_OBJECTIVE:_
Repeat each entry exactly and drop the pictures.
* start *
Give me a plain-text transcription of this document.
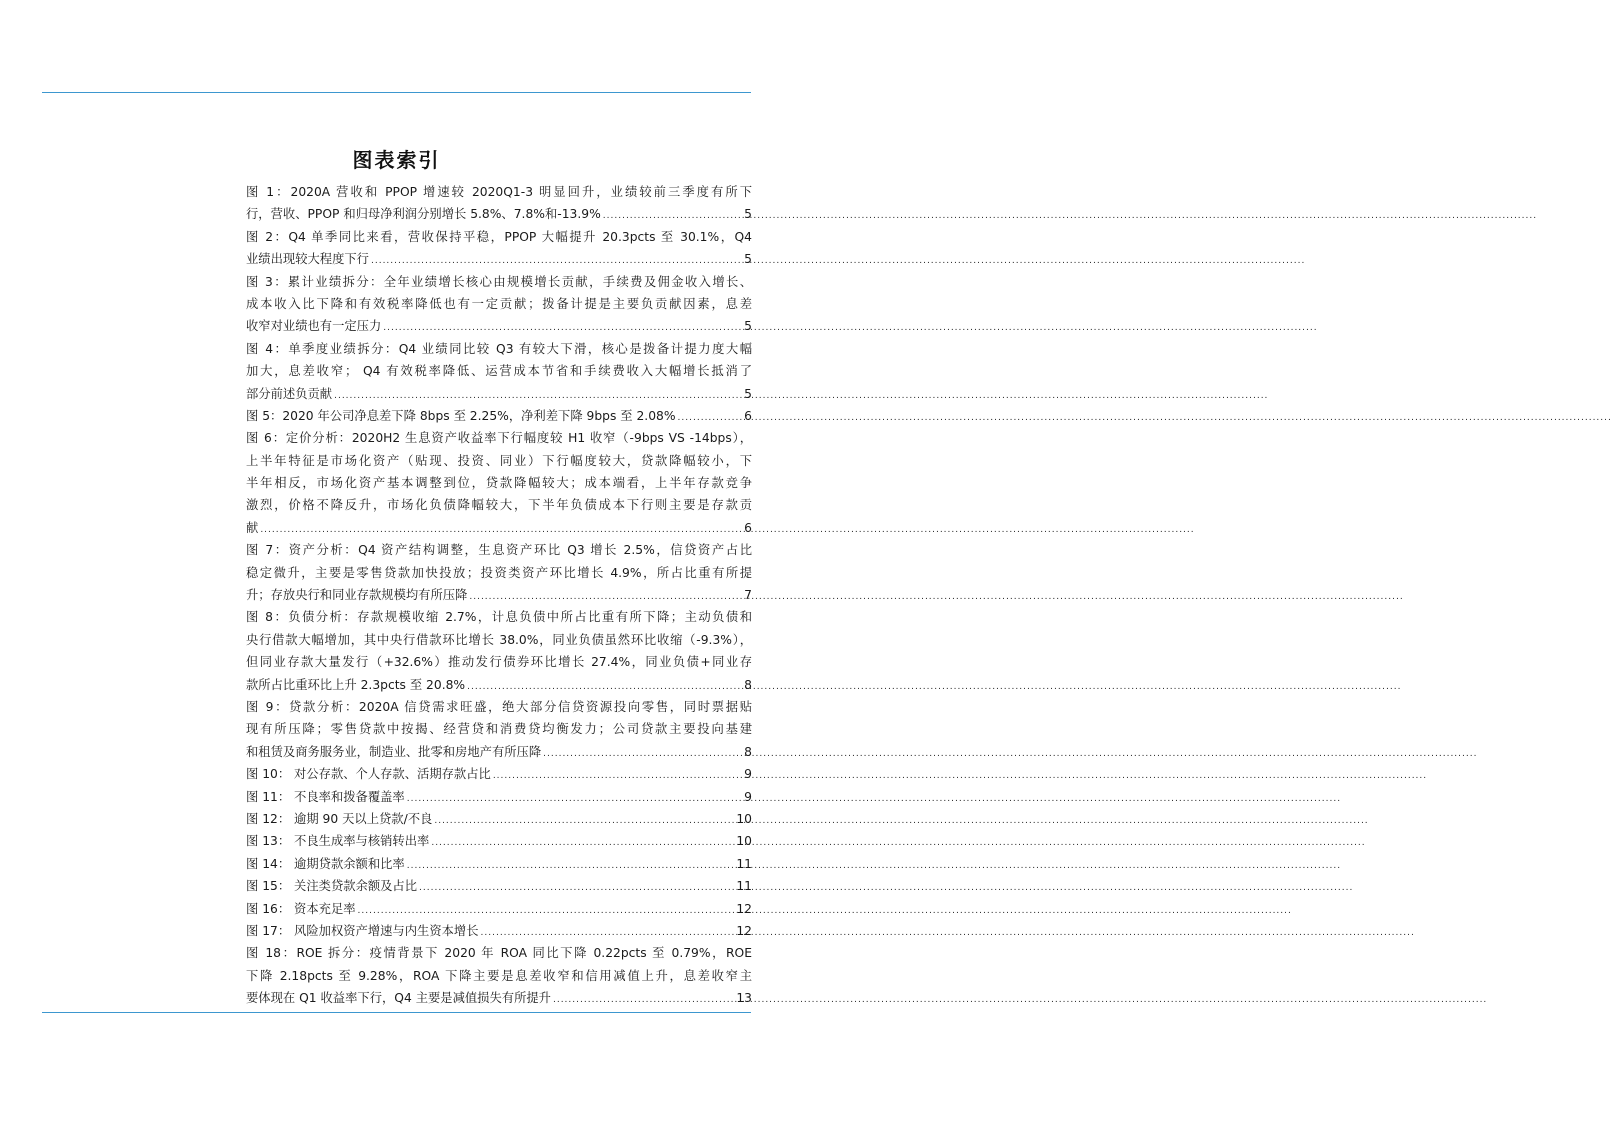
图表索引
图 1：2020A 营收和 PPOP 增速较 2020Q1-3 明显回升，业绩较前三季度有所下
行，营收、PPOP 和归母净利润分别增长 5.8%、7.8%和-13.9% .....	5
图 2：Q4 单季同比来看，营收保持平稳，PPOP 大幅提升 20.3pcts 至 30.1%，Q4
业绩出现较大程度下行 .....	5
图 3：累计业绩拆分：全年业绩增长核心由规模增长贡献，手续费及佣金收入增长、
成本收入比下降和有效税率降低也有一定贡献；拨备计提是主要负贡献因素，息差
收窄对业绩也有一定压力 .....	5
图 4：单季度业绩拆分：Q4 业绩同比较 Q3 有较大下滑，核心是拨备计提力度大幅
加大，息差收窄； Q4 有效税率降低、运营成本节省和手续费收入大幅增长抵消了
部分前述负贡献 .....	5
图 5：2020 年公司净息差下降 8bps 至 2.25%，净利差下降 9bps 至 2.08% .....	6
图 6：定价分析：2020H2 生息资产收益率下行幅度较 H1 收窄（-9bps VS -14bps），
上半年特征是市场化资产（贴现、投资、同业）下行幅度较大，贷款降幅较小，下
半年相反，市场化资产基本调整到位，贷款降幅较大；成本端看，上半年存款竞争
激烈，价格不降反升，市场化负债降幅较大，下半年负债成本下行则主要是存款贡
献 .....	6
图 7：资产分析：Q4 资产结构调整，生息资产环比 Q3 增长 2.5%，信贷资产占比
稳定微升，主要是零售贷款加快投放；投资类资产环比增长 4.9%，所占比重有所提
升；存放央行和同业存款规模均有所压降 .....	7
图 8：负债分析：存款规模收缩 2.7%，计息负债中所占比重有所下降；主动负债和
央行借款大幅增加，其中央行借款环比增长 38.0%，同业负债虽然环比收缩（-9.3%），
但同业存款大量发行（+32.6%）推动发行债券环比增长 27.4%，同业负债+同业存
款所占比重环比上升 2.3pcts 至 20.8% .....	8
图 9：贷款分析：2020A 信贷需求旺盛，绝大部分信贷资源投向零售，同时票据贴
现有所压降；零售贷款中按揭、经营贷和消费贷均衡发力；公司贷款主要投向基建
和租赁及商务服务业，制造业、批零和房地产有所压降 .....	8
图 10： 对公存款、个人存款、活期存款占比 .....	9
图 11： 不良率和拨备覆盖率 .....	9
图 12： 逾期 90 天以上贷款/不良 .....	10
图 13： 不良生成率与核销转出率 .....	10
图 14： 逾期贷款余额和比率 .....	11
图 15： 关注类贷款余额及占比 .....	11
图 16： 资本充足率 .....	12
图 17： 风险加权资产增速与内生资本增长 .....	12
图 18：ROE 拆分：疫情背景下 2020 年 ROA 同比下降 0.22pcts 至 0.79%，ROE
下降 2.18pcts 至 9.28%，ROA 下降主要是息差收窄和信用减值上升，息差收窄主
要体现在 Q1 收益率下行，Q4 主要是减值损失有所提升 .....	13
* end *
_THE RESPONSE:_
Give me a plain-text transcription of this document.
图表索引
图 1：2020A 营收和 PPOP 增速较 2020Q1-3 明显回升，业绩较前三季度有所下
行，营收、PPOP 和归母净利润分别增长 5.8%、7.8%和-13.9% .....	5
图 2：Q4 单季同比来看，营收保持平稳，PPOP 大幅提升 20.3pcts 至 30.1%，Q4
业绩出现较大程度下行 .....	5
图 3：累计业绩拆分：全年业绩增长核心由规模增长贡献，手续费及佣金收入增长、
成本收入比下降和有效税率降低也有一定贡献；拨备计提是主要负贡献因素，息差
收窄对业绩也有一定压力 .....	5
图 4：单季度业绩拆分：Q4 业绩同比较 Q3 有较大下滑，核心是拨备计提力度大幅
加大，息差收窄； Q4 有效税率降低、运营成本节省和手续费收入大幅增长抵消了
部分前述负贡献 .....	5
图 5：2020 年公司净息差下降 8bps 至 2.25%，净利差下降 9bps 至 2.08% .....	6
图 6：定价分析：2020H2 生息资产收益率下行幅度较 H1 收窄（-9bps VS -14bps），
上半年特征是市场化资产（贴现、投资、同业）下行幅度较大，贷款降幅较小，下
半年相反，市场化资产基本调整到位，贷款降幅较大；成本端看，上半年存款竞争
激烈，价格不降反升，市场化负债降幅较大，下半年负债成本下行则主要是存款贡
献 .....	6
图 7：资产分析：Q4 资产结构调整，生息资产环比 Q3 增长 2.5%，信贷资产占比
稳定微升，主要是零售贷款加快投放；投资类资产环比增长 4.9%，所占比重有所提
升；存放央行和同业存款规模均有所压降 .....	7
图 8：负债分析：存款规模收缩 2.7%，计息负债中所占比重有所下降；主动负债和
央行借款大幅增加，其中央行借款环比增长 38.0%，同业负债虽然环比收缩（-9.3%），
但同业存款大量发行（+32.6%）推动发行债券环比增长 27.4%，同业负债+同业存
款所占比重环比上升 2.3pcts 至 20.8% .....	8
图 9：贷款分析：2020A 信贷需求旺盛，绝大部分信贷资源投向零售，同时票据贴
现有所压降；零售贷款中按揭、经营贷和消费贷均衡发力；公司贷款主要投向基建
和租赁及商务服务业，制造业、批零和房地产有所压降 .....	8
图 10： 对公存款、个人存款、活期存款占比 .....	9
图 11： 不良率和拨备覆盖率 .....	9
图 12： 逾期 90 天以上贷款/不良 .....	10
图 13： 不良生成率与核销转出率 .....	10
图 14： 逾期贷款余额和比率 .....	11
图 15： 关注类贷款余额及占比 .....	11
图 16： 资本充足率 .....	12
图 17： 风险加权资产增速与内生资本增长 .....	12
图 18：ROE 拆分：疫情背景下 2020 年 ROA 同比下降 0.22pcts 至 0.79%，ROE
下降 2.18pcts 至 9.28%，ROA 下降主要是息差收窄和信用减值上升，息差收窄主
要体现在 Q1 收益率下行，Q4 主要是减值损失有所提升 .....	13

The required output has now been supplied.